[start of Material provided]

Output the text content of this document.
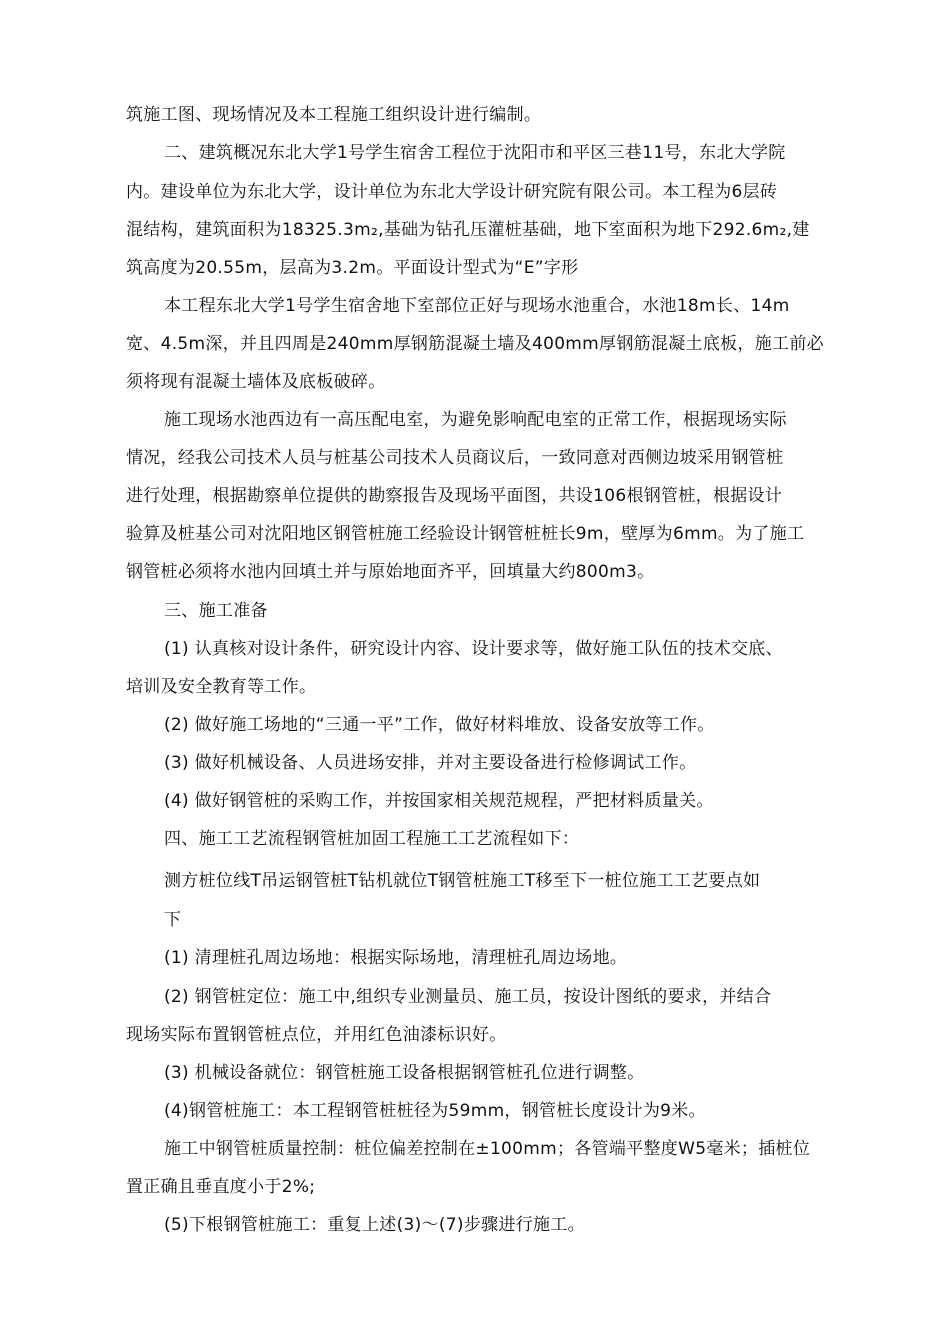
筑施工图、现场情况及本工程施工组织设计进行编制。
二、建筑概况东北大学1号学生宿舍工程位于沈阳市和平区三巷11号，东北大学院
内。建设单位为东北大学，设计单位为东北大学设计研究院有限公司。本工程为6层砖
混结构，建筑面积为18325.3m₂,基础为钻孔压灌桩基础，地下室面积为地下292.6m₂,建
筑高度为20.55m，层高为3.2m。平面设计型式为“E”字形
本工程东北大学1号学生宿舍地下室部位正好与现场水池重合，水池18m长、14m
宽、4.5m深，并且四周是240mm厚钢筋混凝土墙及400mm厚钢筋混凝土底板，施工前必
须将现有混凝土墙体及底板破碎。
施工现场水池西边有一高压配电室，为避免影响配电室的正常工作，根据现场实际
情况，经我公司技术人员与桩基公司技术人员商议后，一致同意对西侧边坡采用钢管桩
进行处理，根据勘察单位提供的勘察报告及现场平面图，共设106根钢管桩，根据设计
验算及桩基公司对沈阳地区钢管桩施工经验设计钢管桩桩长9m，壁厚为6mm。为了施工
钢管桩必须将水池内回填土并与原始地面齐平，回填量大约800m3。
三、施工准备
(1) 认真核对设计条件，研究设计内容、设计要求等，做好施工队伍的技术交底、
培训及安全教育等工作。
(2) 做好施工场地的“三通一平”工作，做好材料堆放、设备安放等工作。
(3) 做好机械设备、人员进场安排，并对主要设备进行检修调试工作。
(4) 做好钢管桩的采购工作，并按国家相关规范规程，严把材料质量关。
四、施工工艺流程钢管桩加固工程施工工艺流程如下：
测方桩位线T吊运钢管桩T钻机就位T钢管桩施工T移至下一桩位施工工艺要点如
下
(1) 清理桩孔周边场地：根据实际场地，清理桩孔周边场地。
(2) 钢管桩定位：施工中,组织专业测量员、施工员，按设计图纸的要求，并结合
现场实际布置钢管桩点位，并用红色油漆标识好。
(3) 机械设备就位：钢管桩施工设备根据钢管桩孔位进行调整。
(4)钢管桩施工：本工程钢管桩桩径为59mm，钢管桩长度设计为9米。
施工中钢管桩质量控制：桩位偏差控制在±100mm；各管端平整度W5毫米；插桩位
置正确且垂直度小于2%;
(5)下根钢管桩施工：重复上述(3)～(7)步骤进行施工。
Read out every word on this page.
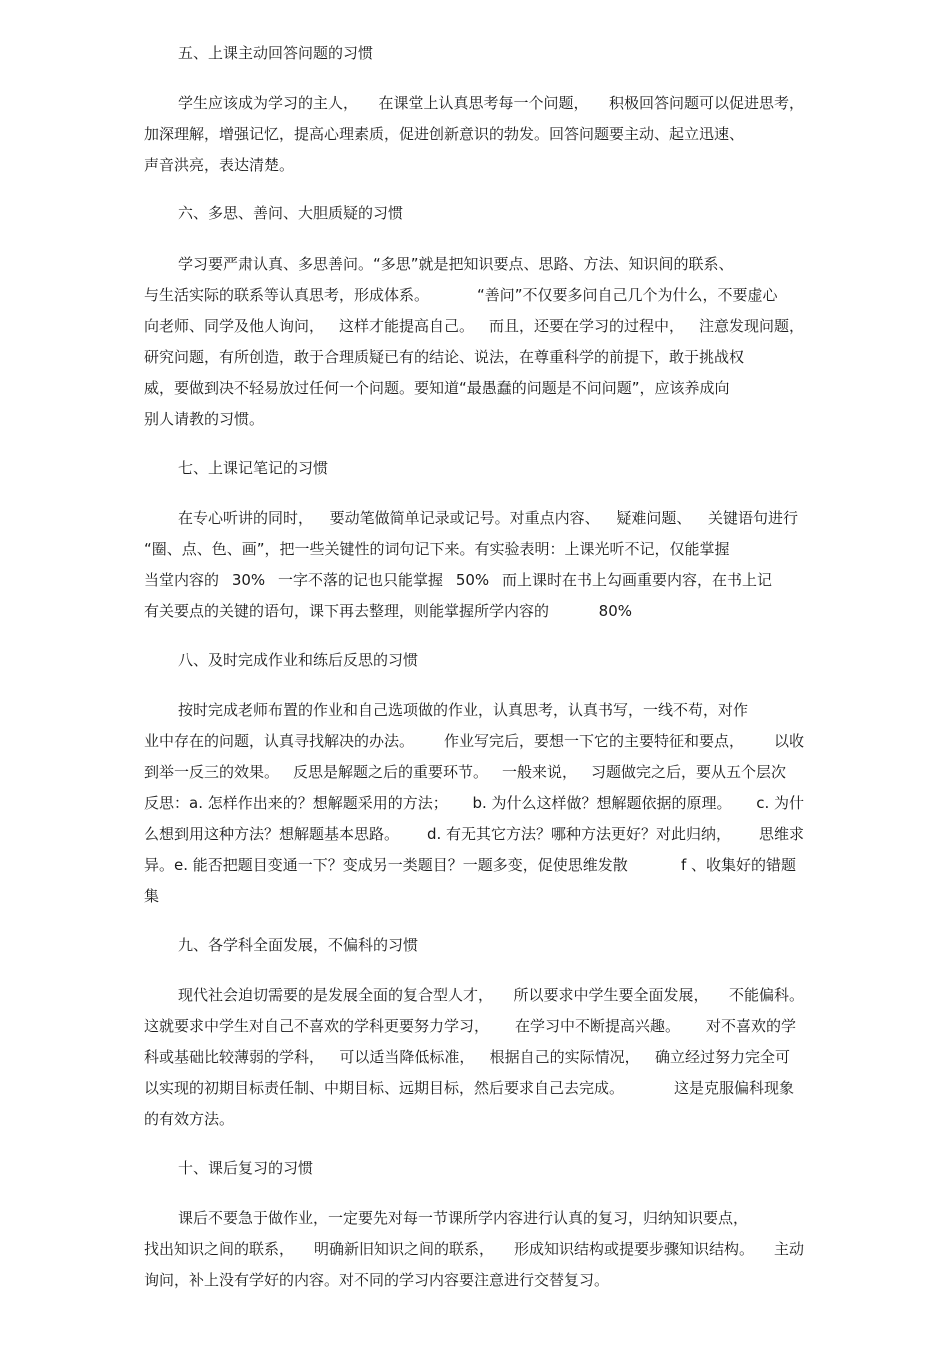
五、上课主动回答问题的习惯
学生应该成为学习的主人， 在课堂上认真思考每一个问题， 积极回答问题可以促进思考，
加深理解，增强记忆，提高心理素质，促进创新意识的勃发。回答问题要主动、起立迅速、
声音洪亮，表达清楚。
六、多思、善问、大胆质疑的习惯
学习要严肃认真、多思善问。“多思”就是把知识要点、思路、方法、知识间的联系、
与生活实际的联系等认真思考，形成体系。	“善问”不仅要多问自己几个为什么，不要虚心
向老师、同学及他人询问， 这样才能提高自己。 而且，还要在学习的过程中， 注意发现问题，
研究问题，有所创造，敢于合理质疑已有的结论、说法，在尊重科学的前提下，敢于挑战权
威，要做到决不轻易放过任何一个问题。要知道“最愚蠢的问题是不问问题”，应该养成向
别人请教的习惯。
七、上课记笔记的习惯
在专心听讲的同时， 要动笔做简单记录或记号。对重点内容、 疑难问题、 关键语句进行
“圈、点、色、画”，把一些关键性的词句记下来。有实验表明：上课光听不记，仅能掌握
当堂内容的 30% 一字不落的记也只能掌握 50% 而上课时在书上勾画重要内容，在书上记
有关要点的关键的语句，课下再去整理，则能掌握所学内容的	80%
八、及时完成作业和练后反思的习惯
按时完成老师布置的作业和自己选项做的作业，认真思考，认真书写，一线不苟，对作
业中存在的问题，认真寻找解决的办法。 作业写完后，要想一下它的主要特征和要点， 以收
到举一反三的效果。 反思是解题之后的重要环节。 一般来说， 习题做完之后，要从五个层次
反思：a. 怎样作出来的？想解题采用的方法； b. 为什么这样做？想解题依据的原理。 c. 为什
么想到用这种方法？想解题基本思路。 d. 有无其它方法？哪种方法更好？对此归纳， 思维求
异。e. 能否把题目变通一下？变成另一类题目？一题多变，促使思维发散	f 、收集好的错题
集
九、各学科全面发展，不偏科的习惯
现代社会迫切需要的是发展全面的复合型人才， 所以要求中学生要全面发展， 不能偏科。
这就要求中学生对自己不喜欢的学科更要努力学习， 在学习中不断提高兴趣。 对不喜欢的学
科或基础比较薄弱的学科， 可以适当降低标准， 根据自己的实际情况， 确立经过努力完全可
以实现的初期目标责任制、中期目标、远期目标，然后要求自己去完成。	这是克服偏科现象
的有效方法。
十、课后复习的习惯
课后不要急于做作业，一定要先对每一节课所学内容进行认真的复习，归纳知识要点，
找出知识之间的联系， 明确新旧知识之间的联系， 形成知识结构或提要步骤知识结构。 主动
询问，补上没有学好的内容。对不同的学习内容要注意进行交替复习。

[end of Material provided]

» **Prompt**
Copy every line from the records above that contains the word "this".

» **The response**
Output the text content of this document.
Read out every word on this page.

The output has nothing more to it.